Data in this exercise:
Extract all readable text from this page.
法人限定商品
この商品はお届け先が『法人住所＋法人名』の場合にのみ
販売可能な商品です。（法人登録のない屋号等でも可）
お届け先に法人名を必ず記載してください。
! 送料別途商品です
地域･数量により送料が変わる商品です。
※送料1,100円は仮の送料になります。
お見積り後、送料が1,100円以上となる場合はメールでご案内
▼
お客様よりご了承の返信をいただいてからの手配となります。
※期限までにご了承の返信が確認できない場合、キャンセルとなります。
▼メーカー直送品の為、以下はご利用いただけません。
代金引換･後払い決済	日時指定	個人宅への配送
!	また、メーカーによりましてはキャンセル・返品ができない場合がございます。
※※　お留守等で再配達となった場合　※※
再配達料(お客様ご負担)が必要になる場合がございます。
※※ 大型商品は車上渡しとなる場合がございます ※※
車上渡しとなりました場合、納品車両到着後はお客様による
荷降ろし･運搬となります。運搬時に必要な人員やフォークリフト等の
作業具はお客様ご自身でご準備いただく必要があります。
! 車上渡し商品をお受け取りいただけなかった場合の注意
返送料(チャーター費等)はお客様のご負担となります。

...

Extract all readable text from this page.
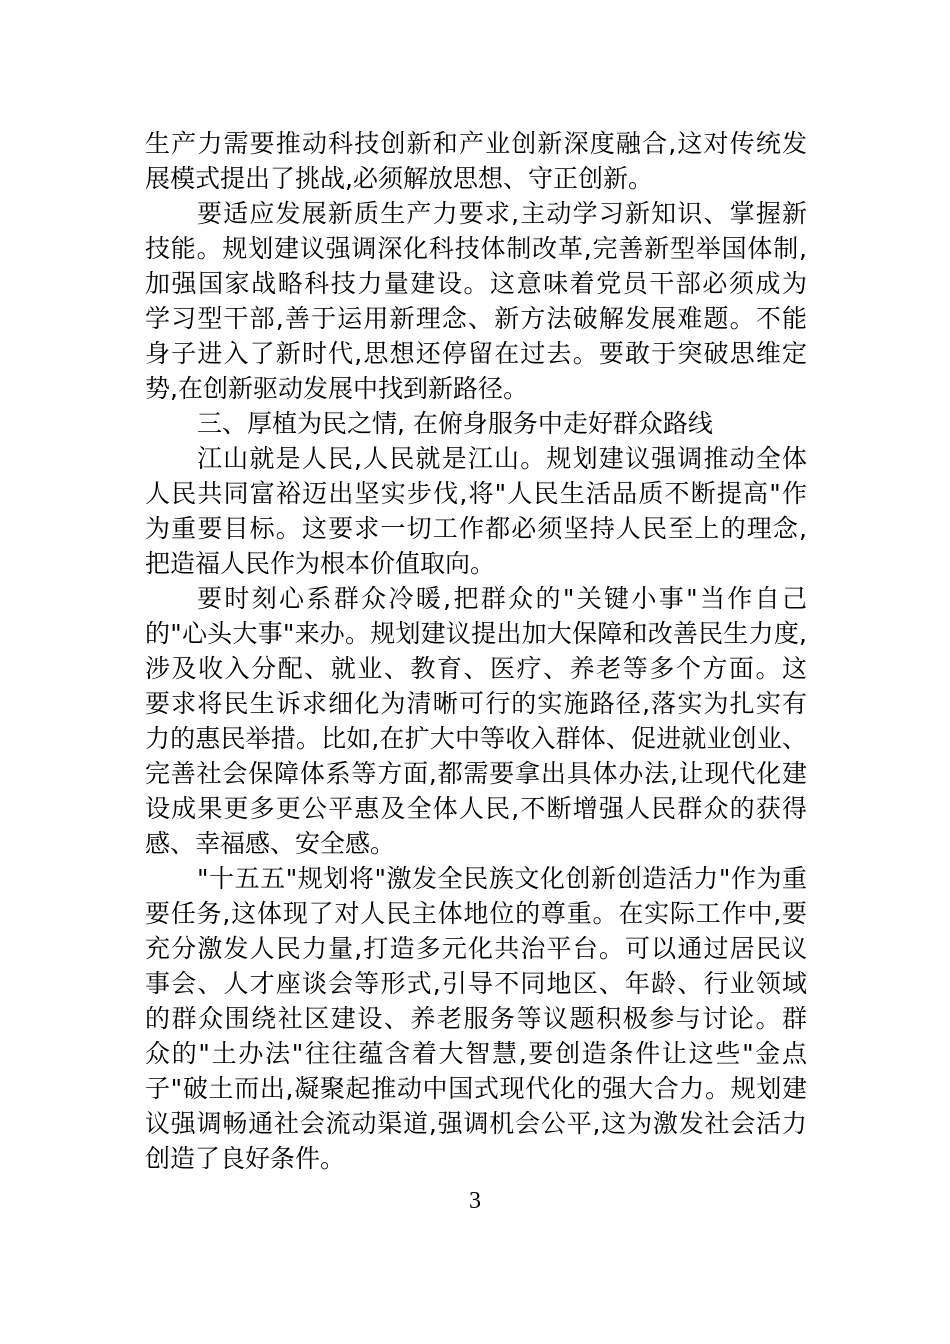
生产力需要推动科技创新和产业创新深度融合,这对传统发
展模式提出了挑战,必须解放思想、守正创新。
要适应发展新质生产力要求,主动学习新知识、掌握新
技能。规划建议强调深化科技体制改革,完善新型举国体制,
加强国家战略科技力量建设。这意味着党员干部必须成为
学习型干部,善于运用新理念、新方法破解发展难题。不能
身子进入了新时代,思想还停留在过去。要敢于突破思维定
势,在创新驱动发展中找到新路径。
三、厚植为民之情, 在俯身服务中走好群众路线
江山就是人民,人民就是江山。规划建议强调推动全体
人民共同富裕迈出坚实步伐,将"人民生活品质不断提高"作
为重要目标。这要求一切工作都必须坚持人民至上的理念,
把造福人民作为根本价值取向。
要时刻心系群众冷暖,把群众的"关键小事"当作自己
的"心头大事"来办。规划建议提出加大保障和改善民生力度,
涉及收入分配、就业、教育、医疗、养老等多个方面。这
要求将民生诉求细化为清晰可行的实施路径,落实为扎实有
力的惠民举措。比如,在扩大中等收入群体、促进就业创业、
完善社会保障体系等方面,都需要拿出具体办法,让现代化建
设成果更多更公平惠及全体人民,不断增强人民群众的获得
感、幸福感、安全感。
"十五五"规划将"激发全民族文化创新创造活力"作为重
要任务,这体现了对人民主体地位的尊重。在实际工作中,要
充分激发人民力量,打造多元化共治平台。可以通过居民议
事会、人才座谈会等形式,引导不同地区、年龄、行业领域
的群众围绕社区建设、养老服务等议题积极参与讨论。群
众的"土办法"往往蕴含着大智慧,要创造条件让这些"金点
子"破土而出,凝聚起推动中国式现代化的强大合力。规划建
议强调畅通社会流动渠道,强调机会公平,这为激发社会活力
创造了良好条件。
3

* * *

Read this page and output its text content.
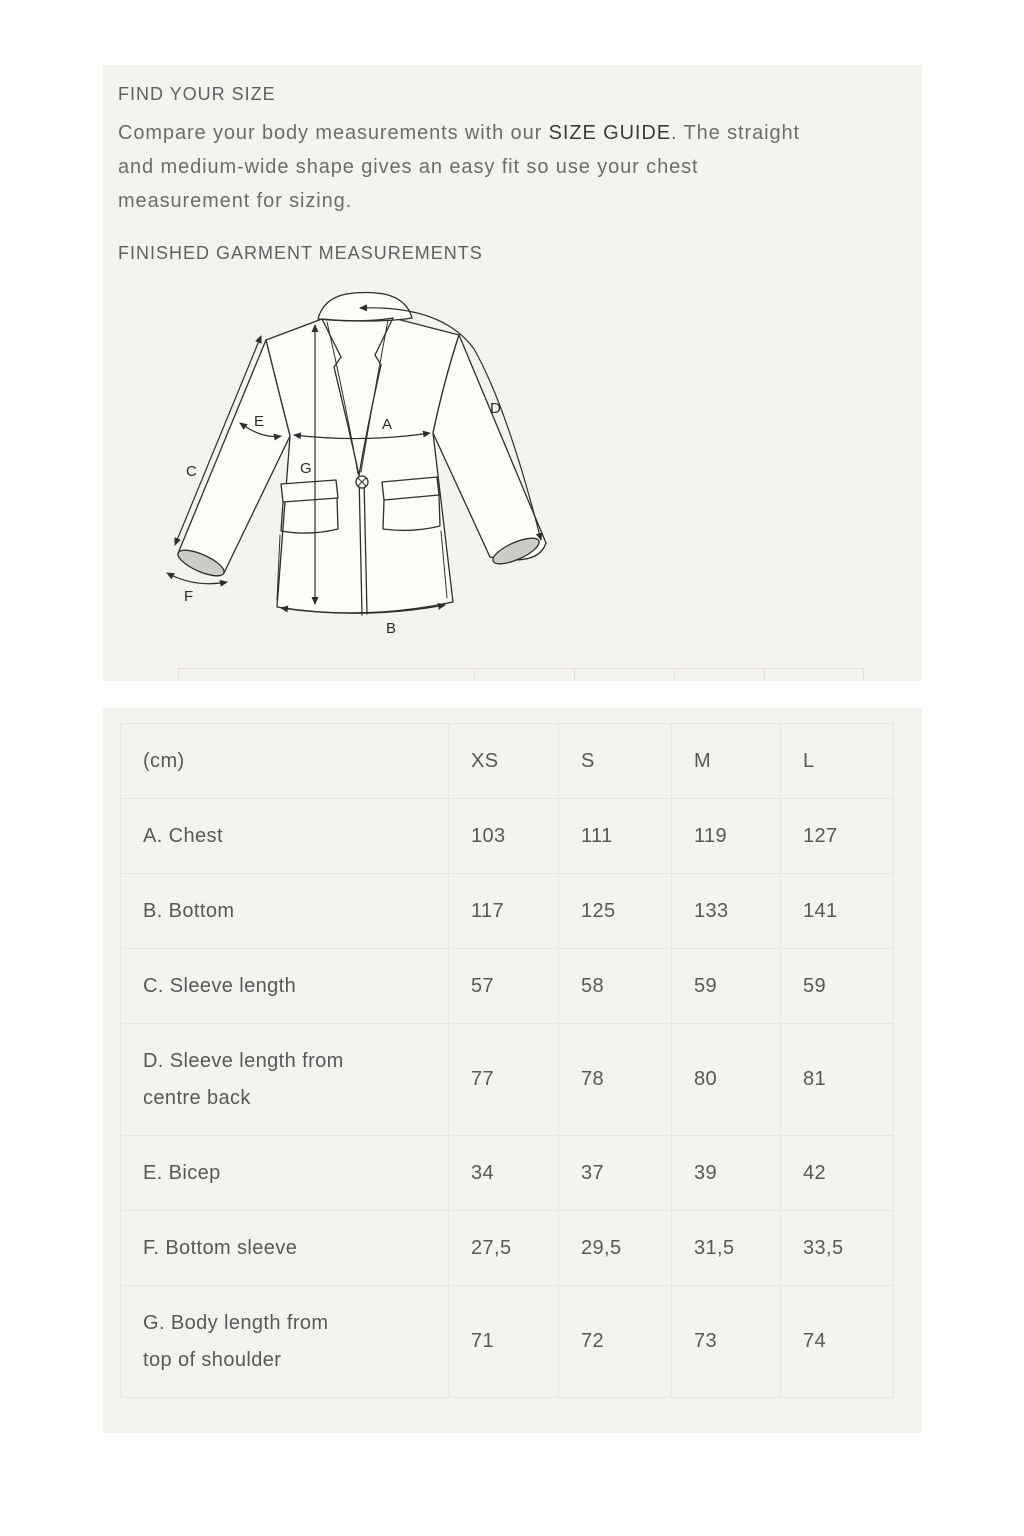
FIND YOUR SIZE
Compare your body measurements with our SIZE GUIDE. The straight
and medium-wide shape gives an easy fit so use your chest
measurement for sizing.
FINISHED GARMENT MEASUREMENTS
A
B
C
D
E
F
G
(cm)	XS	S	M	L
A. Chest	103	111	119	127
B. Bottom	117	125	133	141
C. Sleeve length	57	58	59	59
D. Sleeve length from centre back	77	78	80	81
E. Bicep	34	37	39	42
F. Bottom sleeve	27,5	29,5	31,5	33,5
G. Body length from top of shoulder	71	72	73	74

Written problem:
Find the lines above that contain the word "Bottom" and collect them.

Solution:
B. Bottom	117	125	133	141
F. Bottom sleeve	27,5	29,5	31,5	33,5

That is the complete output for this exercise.